What to work on —
Locate every line that holds the string "kabutihang" and copy it.

Data for the task —
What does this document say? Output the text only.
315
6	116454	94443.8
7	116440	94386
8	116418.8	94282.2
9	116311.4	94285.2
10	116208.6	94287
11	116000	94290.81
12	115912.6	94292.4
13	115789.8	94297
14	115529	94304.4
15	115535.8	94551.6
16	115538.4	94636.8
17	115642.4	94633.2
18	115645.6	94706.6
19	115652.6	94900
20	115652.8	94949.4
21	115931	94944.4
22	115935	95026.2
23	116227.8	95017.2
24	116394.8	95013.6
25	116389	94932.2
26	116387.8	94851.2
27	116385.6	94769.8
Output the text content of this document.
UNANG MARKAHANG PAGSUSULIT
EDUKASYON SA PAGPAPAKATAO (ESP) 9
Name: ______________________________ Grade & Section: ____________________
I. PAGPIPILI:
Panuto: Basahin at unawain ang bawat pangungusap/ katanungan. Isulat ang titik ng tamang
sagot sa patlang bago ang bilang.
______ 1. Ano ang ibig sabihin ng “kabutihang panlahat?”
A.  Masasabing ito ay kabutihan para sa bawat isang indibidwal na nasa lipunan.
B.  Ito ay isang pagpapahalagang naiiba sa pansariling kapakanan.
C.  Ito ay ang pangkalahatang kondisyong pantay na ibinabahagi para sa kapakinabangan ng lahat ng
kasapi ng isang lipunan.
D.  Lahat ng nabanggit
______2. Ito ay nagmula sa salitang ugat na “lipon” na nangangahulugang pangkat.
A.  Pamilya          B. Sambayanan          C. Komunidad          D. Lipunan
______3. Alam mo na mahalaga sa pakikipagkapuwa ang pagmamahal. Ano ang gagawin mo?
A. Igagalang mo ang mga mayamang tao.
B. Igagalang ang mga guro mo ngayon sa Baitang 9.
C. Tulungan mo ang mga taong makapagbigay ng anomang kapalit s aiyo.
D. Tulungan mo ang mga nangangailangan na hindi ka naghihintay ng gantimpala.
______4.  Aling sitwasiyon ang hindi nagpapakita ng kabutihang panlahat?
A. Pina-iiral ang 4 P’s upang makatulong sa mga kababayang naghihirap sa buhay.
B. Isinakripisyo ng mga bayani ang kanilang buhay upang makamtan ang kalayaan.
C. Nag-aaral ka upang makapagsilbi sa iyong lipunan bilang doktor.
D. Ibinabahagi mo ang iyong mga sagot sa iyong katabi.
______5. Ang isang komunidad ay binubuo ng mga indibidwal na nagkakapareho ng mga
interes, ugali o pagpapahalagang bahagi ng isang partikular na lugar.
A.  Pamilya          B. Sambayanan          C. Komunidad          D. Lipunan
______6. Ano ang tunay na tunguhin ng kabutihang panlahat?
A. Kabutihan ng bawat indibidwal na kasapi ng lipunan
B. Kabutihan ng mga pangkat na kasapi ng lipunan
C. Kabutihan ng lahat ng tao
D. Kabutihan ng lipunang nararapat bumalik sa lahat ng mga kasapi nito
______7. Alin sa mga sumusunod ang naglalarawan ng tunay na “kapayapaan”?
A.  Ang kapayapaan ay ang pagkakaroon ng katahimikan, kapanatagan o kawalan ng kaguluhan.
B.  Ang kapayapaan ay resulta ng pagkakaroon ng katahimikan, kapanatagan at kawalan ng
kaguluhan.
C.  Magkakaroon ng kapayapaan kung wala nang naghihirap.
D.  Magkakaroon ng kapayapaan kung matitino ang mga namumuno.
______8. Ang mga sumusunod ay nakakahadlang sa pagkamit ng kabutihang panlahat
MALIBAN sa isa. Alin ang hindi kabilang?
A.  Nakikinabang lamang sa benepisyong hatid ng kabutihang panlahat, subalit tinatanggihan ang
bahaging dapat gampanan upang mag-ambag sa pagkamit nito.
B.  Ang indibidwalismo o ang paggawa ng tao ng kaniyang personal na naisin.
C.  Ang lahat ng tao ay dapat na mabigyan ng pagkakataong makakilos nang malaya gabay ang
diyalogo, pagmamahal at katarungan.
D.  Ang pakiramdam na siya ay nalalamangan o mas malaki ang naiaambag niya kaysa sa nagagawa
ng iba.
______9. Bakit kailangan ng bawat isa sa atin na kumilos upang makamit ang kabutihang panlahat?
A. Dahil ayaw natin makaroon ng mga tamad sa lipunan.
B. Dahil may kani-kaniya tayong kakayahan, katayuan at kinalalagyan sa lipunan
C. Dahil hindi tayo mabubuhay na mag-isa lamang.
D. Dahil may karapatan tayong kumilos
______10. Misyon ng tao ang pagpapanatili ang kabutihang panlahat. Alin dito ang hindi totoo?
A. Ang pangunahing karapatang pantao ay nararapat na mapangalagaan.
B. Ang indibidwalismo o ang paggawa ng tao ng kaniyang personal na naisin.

Complete response —
______ 1. Ano ang ibig sabihin ng “kabutihang panlahat?”
______4.  Aling sitwasiyon ang hindi nagpapakita ng kabutihang panlahat?
______6. Ano ang tunay na tunguhin ng kabutihang panlahat?
______8. Ang mga sumusunod ay nakakahadlang sa pagkamit ng kabutihang panlahat
A.  Nakikinabang lamang sa benepisyong hatid ng kabutihang panlahat, subalit tinatanggihan ang
______9. Bakit kailangan ng bawat isa sa atin na kumilos upang makamit ang kabutihang panlahat?
______10. Misyon ng tao ang pagpapanatili ang kabutihang panlahat. Alin dito ang hindi totoo?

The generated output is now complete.